**Entries**
══════════════════════════════

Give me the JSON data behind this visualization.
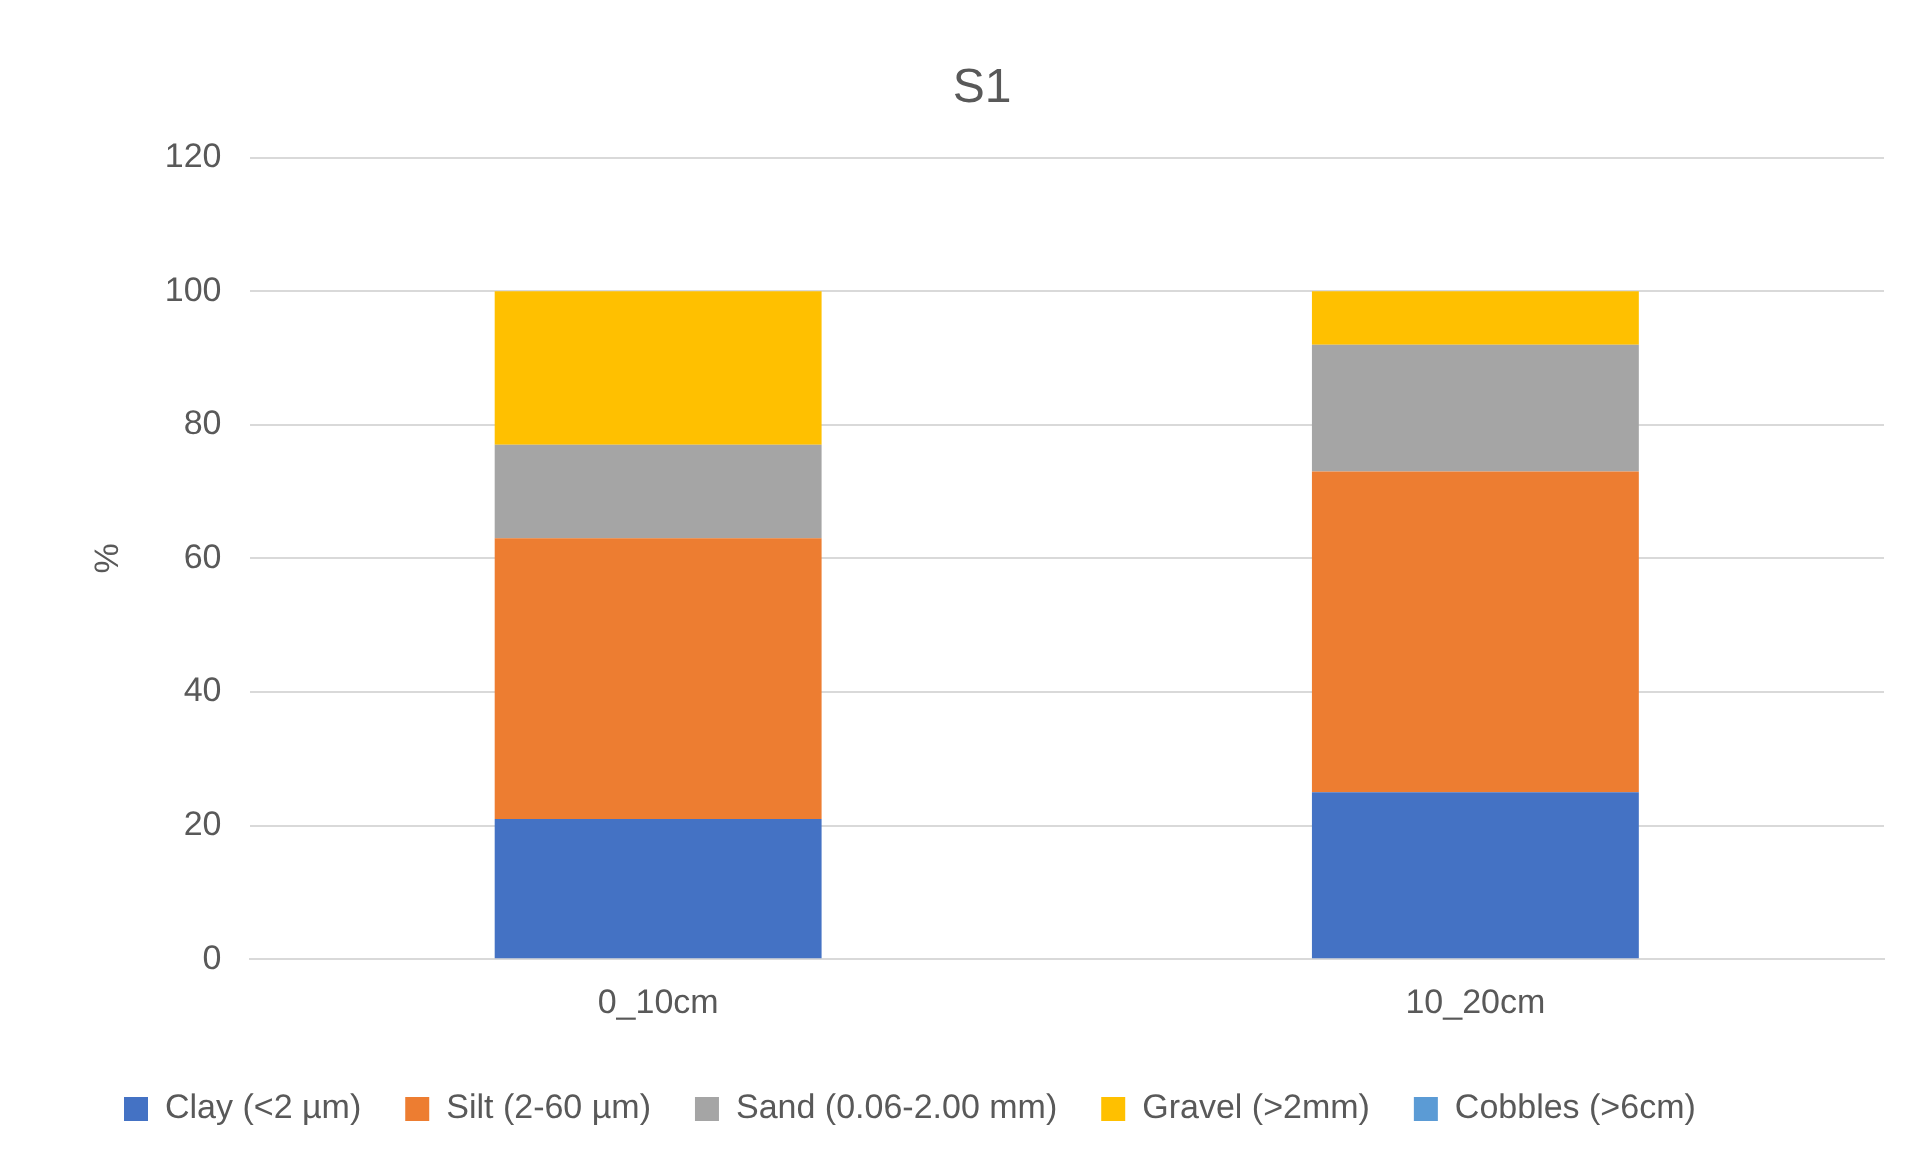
{
  "chart_data": {
    "type": "bar",
    "title": "S1",
    "ylabel": "%",
    "categories": [
      "0_10cm",
      "10_20cm"
    ],
    "stacked": true,
    "ylim": [
      0,
      120
    ],
    "yticks": [
      0,
      20,
      40,
      60,
      80,
      100,
      120
    ],
    "grid": "y",
    "legend": "bottom",
    "series": [
      {
        "name": "Clay (<2 µm)",
        "color": "#4472c4",
        "values": [
          21,
          25
        ]
      },
      {
        "name": "Silt (2-60 µm)",
        "color": "#ed7d31",
        "values": [
          42,
          48
        ]
      },
      {
        "name": "Sand (0.06-2.00 mm)",
        "color": "#a5a5a5",
        "values": [
          14,
          19
        ]
      },
      {
        "name": "Gravel (>2mm)",
        "color": "#ffc000",
        "values": [
          23,
          8
        ]
      },
      {
        "name": "Cobbles (>6cm)",
        "color": "#5b9bd5",
        "values": [
          0,
          0
        ]
      }
    ]
  }
}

══════════════════════════════

The records above need to be given again exactly. Omit the pictures.

Give me the JSON data behind this visualization.
{
  "chart_data": {
    "type": "bar",
    "title": "S1",
    "ylabel": "%",
    "categories": [
      "0_10cm",
      "10_20cm"
    ],
    "stacked": true,
    "ylim": [
      0,
      120
    ],
    "yticks": [
      0,
      20,
      40,
      60,
      80,
      100,
      120
    ],
    "grid": "y",
    "legend": "bottom",
    "series": [
      {
        "name": "Clay (<2 µm)",
        "color": "#4472c4",
        "values": [
          21,
          25
        ]
      },
      {
        "name": "Silt (2-60 µm)",
        "color": "#ed7d31",
        "values": [
          42,
          48
        ]
      },
      {
        "name": "Sand (0.06-2.00 mm)",
        "color": "#a5a5a5",
        "values": [
          14,
          19
        ]
      },
      {
        "name": "Gravel (>2mm)",
        "color": "#ffc000",
        "values": [
          23,
          8
        ]
      },
      {
        "name": "Cobbles (>6cm)",
        "color": "#5b9bd5",
        "values": [
          0,
          0
        ]
      }
    ]
  }
}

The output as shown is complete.